[Extracted data entries]

============

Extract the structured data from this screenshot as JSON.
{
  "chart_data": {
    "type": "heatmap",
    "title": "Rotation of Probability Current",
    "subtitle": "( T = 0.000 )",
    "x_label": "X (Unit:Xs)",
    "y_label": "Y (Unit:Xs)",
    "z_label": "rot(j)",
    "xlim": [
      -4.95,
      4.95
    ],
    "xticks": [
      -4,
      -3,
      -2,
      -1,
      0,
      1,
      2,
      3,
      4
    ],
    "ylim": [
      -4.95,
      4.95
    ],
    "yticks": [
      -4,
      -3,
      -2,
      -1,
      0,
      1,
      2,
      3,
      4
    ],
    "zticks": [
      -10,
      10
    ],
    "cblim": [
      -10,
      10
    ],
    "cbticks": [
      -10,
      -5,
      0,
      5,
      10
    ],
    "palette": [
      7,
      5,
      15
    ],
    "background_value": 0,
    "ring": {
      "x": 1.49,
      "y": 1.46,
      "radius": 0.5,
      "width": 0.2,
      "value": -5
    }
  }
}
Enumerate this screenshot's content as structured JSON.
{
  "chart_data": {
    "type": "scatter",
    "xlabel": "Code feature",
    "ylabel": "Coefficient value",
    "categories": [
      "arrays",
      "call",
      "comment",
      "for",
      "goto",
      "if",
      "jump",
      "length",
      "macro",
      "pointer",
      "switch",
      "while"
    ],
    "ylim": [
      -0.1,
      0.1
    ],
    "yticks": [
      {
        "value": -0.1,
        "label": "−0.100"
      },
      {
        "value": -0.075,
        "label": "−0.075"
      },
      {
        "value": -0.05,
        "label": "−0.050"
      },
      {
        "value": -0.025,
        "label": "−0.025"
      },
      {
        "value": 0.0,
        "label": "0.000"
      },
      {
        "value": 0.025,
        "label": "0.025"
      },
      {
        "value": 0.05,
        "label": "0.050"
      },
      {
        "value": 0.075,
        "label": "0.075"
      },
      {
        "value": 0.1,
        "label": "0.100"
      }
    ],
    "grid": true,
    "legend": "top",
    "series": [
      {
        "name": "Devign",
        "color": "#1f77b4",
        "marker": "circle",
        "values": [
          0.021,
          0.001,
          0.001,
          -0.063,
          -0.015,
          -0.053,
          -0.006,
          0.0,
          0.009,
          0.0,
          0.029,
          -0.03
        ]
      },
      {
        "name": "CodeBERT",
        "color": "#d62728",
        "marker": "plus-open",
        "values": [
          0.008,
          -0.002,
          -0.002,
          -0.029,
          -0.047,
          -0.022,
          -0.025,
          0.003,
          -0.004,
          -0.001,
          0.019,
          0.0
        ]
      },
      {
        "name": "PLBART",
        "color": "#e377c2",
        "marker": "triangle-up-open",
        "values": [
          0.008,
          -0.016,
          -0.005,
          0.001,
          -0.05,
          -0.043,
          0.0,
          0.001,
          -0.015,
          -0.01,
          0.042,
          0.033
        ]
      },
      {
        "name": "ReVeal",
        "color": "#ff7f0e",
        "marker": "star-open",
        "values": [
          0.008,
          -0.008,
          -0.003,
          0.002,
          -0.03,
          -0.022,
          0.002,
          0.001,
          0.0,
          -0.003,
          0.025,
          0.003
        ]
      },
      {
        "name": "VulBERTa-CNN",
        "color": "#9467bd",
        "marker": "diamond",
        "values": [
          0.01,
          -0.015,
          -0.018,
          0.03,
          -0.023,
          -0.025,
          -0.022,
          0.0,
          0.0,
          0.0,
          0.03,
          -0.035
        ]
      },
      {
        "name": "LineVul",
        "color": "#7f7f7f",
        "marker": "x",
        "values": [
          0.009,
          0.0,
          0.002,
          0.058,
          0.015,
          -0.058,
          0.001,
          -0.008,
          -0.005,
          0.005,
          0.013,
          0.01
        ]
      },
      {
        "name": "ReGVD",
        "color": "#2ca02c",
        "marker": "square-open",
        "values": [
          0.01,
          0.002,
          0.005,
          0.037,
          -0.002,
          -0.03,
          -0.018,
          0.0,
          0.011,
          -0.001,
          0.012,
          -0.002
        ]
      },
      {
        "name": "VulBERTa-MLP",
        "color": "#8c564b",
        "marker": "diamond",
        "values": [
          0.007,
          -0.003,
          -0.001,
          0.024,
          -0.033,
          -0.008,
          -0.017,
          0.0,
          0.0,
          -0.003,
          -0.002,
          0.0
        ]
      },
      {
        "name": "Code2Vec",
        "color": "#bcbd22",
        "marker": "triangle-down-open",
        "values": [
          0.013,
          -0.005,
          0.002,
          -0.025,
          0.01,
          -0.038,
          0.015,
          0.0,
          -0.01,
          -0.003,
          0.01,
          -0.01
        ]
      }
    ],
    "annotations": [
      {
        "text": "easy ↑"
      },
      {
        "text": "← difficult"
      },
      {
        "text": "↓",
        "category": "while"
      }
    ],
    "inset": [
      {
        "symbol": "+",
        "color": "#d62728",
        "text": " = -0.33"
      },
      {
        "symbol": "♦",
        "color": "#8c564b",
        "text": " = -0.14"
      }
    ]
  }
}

============

Problem to work on -> Find each line holding the string "JSON" and copy it out.

Written reply ->
Extract the structured data from this screenshot as JSON.
Enumerate this screenshot's content as structured JSON.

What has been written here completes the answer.